=== Supplied data ===

_ _ _

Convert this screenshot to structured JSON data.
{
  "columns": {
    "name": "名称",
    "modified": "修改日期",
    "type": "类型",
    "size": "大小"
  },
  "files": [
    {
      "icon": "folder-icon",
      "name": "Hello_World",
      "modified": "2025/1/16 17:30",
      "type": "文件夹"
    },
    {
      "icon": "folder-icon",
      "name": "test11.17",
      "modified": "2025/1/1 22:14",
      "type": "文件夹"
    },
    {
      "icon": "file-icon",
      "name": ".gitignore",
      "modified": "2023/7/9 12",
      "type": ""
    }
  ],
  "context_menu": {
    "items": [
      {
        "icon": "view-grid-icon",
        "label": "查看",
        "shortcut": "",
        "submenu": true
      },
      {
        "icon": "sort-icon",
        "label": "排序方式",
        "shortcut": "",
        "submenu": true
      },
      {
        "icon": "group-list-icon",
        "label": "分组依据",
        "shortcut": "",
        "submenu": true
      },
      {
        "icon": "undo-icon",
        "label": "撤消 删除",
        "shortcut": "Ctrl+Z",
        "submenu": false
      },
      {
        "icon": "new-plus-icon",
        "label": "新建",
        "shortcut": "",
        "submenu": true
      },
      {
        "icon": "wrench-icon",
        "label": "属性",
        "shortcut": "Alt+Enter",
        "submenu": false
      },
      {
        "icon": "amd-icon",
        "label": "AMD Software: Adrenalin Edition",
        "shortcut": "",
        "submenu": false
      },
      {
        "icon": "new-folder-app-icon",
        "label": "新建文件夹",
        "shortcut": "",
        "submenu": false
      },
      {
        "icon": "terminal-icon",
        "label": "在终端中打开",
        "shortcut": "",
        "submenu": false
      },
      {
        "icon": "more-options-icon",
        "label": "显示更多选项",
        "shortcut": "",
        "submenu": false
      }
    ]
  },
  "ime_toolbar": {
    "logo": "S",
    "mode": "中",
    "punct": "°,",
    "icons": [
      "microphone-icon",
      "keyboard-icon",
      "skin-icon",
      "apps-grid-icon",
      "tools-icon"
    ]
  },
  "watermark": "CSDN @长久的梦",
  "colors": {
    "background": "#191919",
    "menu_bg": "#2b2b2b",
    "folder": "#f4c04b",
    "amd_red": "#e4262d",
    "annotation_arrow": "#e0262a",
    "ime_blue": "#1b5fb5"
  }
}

_ _ _

Go through the entries and return each line where the word "folder" appears.

      "icon": "folder-icon",
      "icon": "folder-icon",
        "icon": "new-folder-app-icon",
    "folder": "#f4c04b",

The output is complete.